* **Dataset items**:
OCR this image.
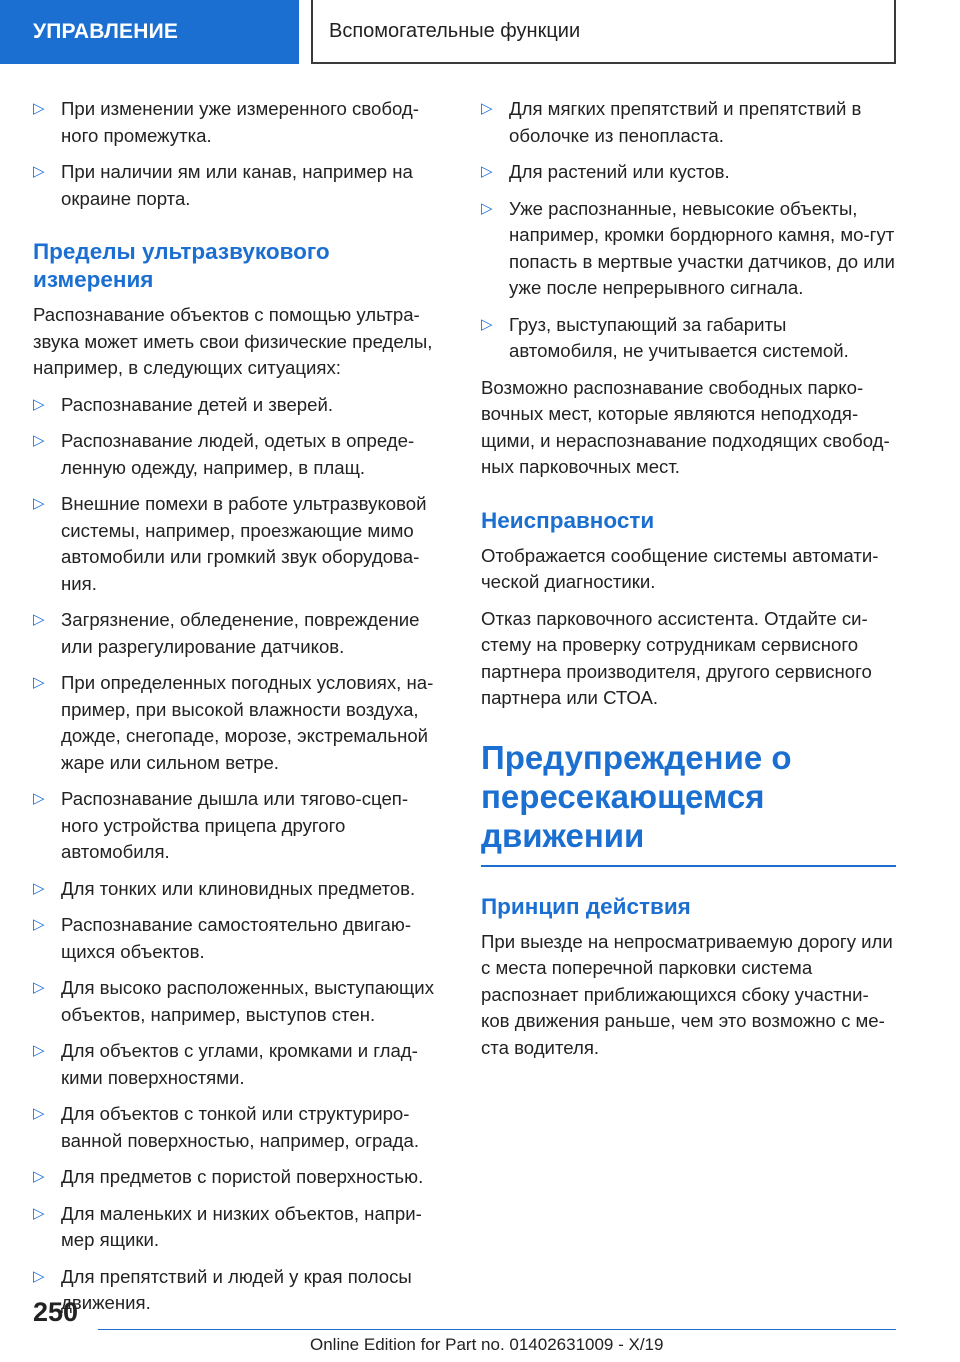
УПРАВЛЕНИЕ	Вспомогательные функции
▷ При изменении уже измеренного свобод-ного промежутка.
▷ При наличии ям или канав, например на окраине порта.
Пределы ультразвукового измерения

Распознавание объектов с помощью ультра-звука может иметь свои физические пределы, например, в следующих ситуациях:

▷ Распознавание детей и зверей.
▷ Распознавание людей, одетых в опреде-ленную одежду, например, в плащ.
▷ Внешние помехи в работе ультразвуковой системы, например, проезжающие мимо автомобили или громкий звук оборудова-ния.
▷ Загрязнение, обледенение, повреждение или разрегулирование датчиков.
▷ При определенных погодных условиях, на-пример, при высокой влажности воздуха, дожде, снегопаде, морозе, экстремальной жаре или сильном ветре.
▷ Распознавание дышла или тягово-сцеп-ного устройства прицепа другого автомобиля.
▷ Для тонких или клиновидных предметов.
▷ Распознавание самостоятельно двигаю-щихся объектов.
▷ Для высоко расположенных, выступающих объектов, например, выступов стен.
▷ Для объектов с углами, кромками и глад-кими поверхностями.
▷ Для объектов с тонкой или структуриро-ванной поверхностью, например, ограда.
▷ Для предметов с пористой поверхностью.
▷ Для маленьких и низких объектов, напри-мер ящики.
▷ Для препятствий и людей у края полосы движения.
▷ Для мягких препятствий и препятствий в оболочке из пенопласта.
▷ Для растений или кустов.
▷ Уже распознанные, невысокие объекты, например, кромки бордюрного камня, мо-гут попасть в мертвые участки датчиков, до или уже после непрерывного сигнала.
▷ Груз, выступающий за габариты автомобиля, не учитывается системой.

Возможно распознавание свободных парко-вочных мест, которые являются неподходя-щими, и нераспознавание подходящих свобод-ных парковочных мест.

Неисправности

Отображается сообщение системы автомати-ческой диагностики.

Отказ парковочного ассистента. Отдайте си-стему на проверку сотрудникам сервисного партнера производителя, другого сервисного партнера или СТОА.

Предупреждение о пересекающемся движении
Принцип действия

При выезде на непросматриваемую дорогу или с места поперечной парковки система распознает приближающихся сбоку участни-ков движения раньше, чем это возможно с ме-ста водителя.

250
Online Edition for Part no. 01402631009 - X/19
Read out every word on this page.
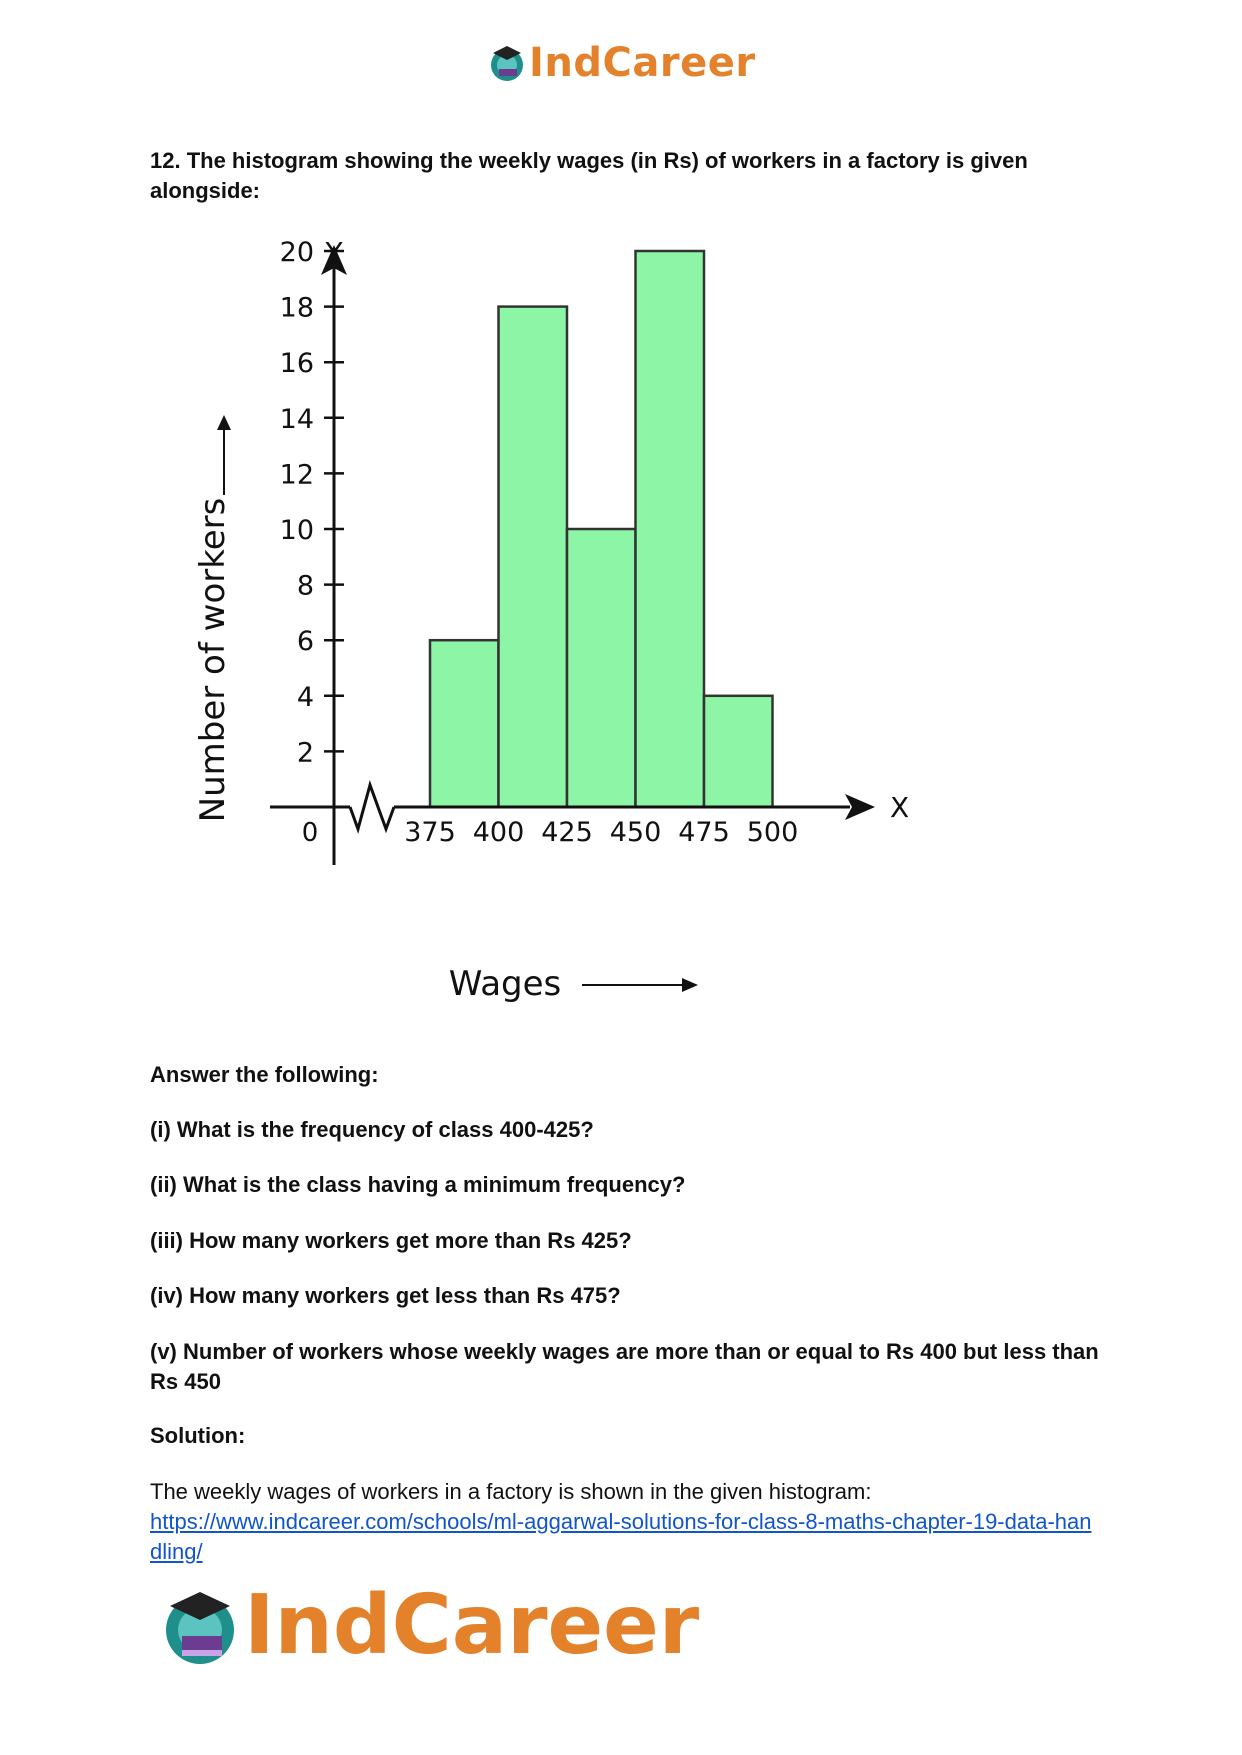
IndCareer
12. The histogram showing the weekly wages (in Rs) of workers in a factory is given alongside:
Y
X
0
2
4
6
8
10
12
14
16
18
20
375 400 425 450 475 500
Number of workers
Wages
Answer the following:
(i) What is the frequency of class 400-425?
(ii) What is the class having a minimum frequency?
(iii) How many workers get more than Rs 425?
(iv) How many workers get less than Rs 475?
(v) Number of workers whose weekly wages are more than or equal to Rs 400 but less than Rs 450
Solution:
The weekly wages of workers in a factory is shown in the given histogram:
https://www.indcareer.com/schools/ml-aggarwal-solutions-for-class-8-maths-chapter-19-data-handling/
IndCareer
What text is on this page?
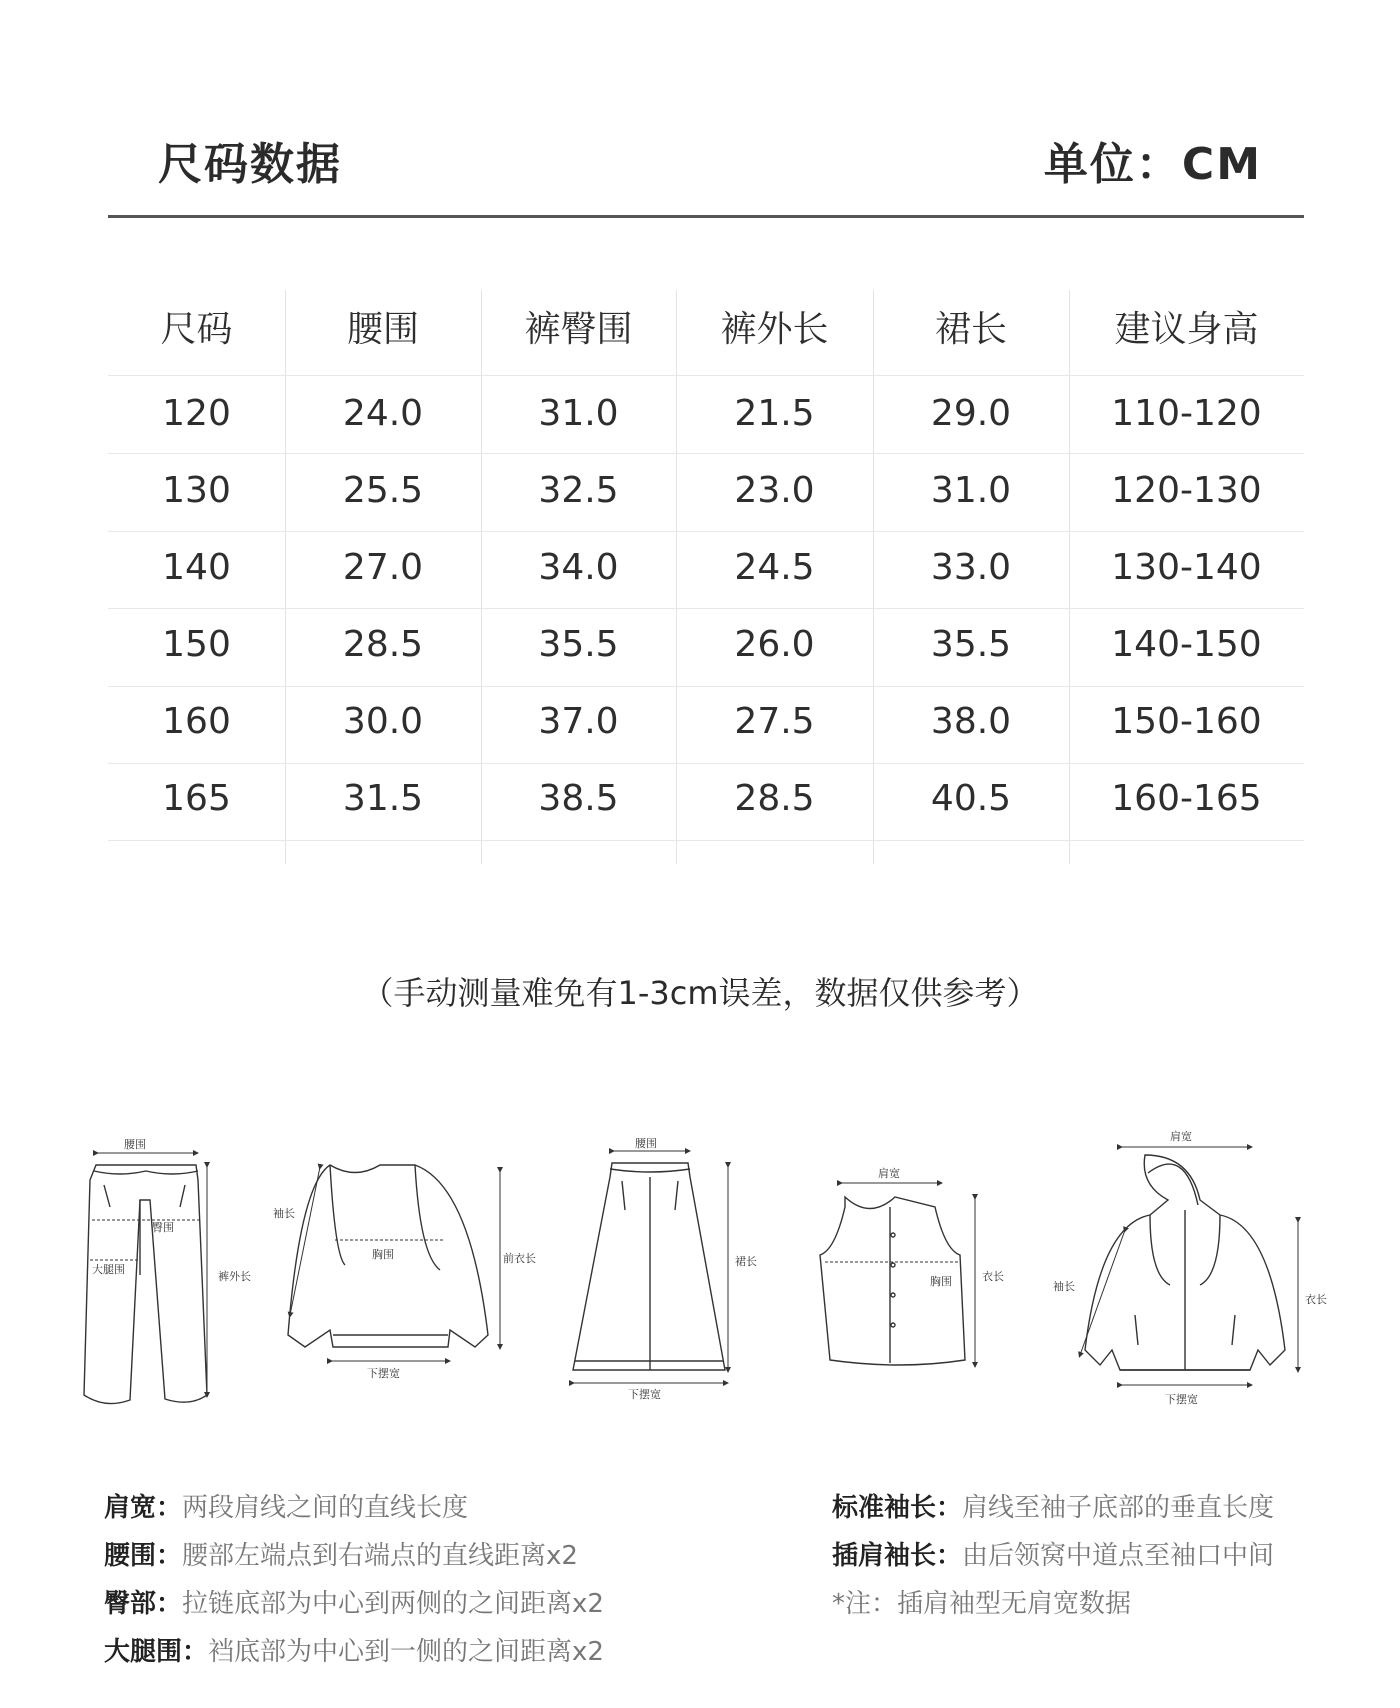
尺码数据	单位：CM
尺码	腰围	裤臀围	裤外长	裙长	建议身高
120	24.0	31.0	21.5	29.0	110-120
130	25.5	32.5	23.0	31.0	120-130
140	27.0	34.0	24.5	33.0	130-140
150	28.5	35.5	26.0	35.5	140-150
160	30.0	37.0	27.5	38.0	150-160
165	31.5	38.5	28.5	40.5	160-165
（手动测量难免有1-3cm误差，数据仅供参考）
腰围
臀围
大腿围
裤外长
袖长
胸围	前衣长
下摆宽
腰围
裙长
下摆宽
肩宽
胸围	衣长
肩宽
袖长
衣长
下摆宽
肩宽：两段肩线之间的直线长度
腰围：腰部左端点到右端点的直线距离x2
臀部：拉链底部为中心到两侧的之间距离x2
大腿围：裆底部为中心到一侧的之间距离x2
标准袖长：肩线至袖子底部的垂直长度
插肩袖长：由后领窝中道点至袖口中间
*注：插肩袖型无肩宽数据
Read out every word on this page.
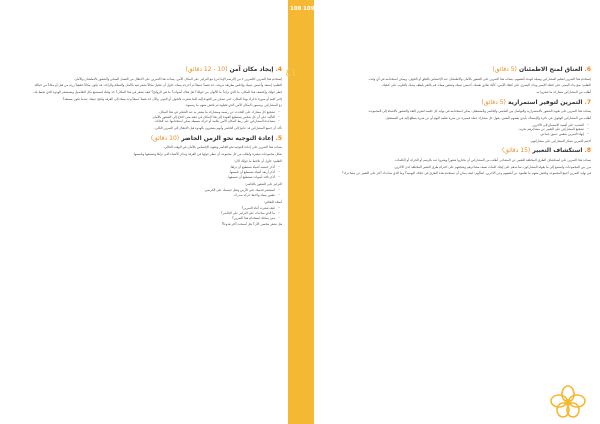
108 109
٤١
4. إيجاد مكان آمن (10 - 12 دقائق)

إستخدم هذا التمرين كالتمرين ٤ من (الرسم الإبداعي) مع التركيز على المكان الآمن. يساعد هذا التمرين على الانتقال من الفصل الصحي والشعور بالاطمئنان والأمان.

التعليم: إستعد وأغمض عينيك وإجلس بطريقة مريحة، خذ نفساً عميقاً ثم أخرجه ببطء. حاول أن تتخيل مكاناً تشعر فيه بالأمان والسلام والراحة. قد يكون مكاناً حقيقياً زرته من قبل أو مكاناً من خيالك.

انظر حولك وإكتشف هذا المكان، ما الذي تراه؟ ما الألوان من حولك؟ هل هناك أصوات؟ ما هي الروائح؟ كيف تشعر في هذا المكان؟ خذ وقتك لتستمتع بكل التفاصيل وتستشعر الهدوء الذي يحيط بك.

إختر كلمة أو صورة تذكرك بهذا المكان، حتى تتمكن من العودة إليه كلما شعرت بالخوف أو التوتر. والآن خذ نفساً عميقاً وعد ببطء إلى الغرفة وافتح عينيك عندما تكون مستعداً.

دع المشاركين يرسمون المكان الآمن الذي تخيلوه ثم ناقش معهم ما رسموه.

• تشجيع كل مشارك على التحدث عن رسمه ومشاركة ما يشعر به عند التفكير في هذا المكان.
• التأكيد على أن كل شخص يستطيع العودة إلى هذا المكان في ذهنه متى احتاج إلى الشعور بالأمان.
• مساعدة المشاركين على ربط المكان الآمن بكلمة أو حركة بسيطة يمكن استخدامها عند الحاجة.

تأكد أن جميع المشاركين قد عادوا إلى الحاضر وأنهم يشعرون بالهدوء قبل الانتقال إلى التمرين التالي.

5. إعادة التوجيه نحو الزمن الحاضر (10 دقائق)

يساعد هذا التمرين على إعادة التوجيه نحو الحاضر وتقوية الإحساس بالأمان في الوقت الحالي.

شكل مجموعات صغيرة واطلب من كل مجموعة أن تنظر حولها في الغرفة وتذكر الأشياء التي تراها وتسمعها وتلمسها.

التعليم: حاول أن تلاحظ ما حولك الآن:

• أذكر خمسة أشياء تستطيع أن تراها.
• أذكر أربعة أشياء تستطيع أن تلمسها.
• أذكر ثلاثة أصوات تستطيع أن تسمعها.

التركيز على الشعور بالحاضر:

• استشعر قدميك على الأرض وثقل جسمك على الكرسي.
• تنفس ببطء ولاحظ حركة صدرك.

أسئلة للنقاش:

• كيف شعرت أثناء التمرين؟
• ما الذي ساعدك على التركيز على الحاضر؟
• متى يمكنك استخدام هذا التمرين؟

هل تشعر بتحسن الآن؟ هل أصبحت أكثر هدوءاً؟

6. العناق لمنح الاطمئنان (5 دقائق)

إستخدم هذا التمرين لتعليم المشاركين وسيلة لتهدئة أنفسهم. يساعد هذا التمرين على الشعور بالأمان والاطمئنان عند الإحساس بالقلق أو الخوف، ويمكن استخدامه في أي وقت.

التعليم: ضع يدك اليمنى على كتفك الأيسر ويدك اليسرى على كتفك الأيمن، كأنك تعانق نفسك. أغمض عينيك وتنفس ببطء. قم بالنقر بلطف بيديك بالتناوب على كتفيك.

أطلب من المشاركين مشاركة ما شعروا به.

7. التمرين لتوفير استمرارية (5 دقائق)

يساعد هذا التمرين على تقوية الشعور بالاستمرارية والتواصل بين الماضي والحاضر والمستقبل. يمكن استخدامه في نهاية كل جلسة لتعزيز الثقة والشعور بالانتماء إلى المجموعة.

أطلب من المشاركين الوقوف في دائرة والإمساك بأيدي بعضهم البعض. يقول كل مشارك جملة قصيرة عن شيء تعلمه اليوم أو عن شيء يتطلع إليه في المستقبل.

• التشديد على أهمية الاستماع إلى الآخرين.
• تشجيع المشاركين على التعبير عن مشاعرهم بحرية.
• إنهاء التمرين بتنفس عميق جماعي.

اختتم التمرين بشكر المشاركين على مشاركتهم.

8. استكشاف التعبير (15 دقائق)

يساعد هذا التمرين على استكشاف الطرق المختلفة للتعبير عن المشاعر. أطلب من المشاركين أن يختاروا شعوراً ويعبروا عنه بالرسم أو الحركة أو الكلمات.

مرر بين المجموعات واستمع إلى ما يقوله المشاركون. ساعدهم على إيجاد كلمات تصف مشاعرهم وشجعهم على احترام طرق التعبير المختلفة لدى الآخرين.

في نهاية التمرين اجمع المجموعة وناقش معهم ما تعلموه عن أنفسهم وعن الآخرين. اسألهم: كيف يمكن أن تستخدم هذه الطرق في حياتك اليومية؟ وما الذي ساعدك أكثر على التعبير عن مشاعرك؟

* **GOAL OF THE EXERCISE**:
Using the listing above, gather each line that holds the string "движения" and copy it.

* **CORRECT RESPONSE**:
▷ Для препятствий и людей у края полосы движения.
При выезде на непросматриваемую дорогу или с места поперечной парковки система распознает приближающихся сбоку участни-ков движения раньше, чем это возможно с ме-ста водителя.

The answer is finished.